:: RECORD EXTRACTS ::
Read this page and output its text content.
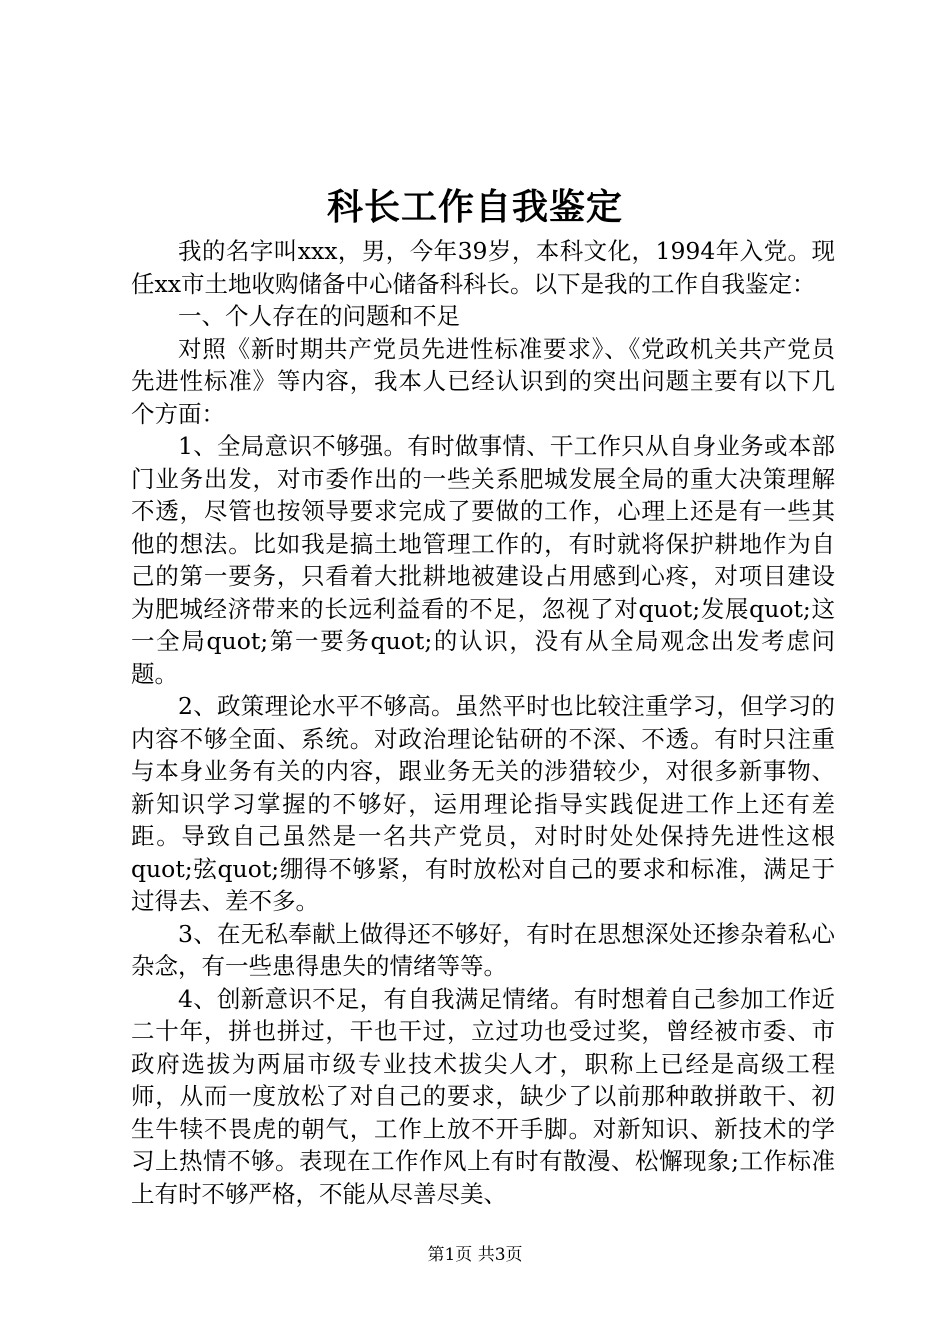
科长工作自我鉴定

我的名字叫xxx，男，今年39岁，本科文化，1994年入党。现任xx市土地收购储备中心储备科科长。以下是我的工作自我鉴定：

一、个人存在的问题和不足

对照《新时期共产党员先进性标准要求》、《党政机关共产党员先进性标准》等内容，我本人已经认识到的突出问题主要有以下几个方面：

1、全局意识不够强。有时做事情、干工作只从自身业务或本部门业务出发，对市委作出的一些关系肥城发展全局的重大决策理解不透，尽管也按领导要求完成了要做的工作，心理上还是有一些其他的想法。比如我是搞土地管理工作的，有时就将保护耕地作为自己的第一要务，只看着大批耕地被建设占用感到心疼，对项目建设为肥城经济带来的长远利益看的不足，忽视了对quot;发展quot;这一全局quot;第一要务quot;的认识，没有从全局观念出发考虑问题。

2、政策理论水平不够高。虽然平时也比较注重学习，但学习的内容不够全面、系统。对政治理论钻研的不深、不透。有时只注重与本身业务有关的内容，跟业务无关的涉猎较少，对很多新事物、新知识学习掌握的不够好，运用理论指导实践促进工作上还有差距。导致自己虽然是一名共产党员，对时时处处保持先进性这根quot;弦quot;绷得不够紧，有时放松对自己的要求和标准，满足于过得去、差不多。

3、在无私奉献上做得还不够好，有时在思想深处还掺杂着私心杂念，有一些患得患失的情绪等等。

4、创新意识不足，有自我满足情绪。有时想着自己参加工作近二十年，拼也拼过，干也干过，立过功也受过奖，曾经被市委、市政府选拔为两届市级专业技术拔尖人才，职称上已经是高级工程师，从而一度放松了对自己的要求，缺少了以前那种敢拼敢干、初生牛犊不畏虎的朝气，工作上放不开手脚。对新知识、新技术的学习上热情不够。表现在工作作风上有时有散漫、松懈现象;工作标准上有时不够严格，不能从尽善尽美、

第1页 共3页
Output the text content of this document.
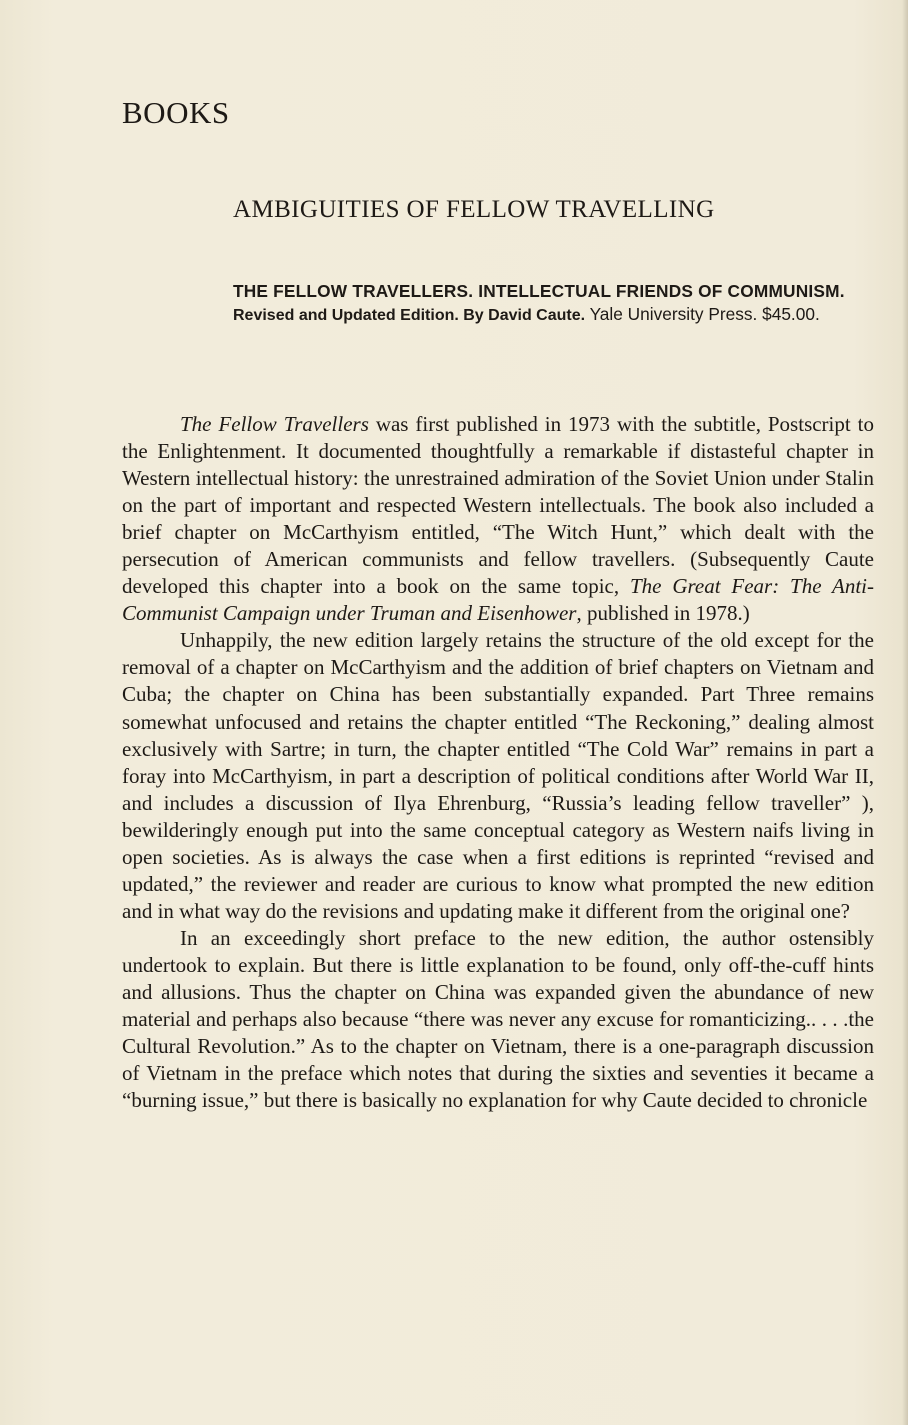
BOOKS
AMBIGUITIES OF FELLOW TRAVELLING
THE FELLOW TRAVELLERS. INTELLECTUAL FRIENDS OF COMMUNISM. Revised and Updated Edition. By David Caute. Yale University Press. $45.00.

The Fellow Travellers was first published in 1973 with the subtitle, Postscript to the Enlightenment. It documented thoughtfully a remarkable if distasteful chapter in Western intellectual history: the unrestrained admiration of the Soviet Union under Stalin on the part of important and respected Western intellectuals. The book also included a brief chapter on McCarthyism entitled, “The Witch Hunt,” which dealt with the persecution of American communists and fellow travellers. (Subsequently Caute developed this chapter into a book on the same topic, The Great Fear: The Anti-Communist Campaign under Truman and Eisenhower, published in 1978.)

Unhappily, the new edition largely retains the structure of the old except for the removal of a chapter on McCarthyism and the addition of brief chapters on Vietnam and Cuba; the chapter on China has been substantially expanded. Part Three remains somewhat unfocused and retains the chapter entitled “The Reckoning,” dealing almost exclusively with Sartre; in turn, the chapter entitled “The Cold War” remains in part a foray into McCarthyism, in part a description of political conditions after World War II, and includes a discussion of Ilya Ehrenburg, “Russia’s leading fellow traveller” ), bewilderingly enough put into the same conceptual category as Western naifs living in open societies. As is always the case when a first editions is reprinted “revised and updated,” the reviewer and reader are curious to know what prompted the new edition and in what way do the revisions and updating make it different from the original one?

In an exceedingly short preface to the new edition, the author ostensibly undertook to explain. But there is little explanation to be found, only off-the-cuff hints and allusions. Thus the chapter on China was expanded given the abundance of new material and perhaps also because “there was never any excuse for romanticizing.. . . .the Cultural Revolution.” As to the chapter on Vietnam, there is a one-paragraph discussion of Vietnam in the preface which notes that during the sixties and seventies it became a “burning issue,” but there is basically no explanation for why Caute decided to chronicle
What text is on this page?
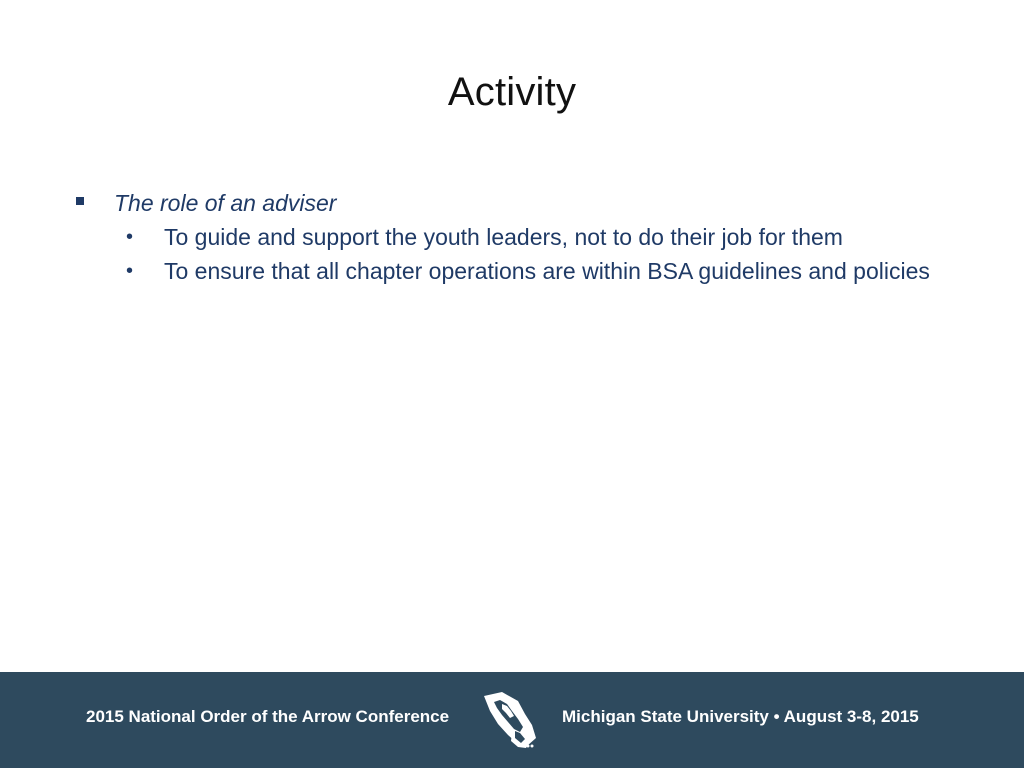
Activity
The role of an adviser
• To guide and support the youth leaders, not to do their job for them
• To ensure that all chapter operations are within BSA guidelines and policies
2015 National Order of the Arrow Conference	Michigan State University • August 3-8, 2015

:: EXERCISE INSTRUCTIONS ::
Please reproduce nothing but the lines from the one containing "What text is on this page?" through the closing line of the listing, retyped word for word, pictures excluded.

:: RESULT BELOW ::
What text is on this page?
Activity
The role of an adviser
• To guide and support the youth leaders, not to do their job for them
• To ensure that all chapter operations are within BSA guidelines and policies
2015 National Order of the Arrow Conference	Michigan State University • August 3-8, 2015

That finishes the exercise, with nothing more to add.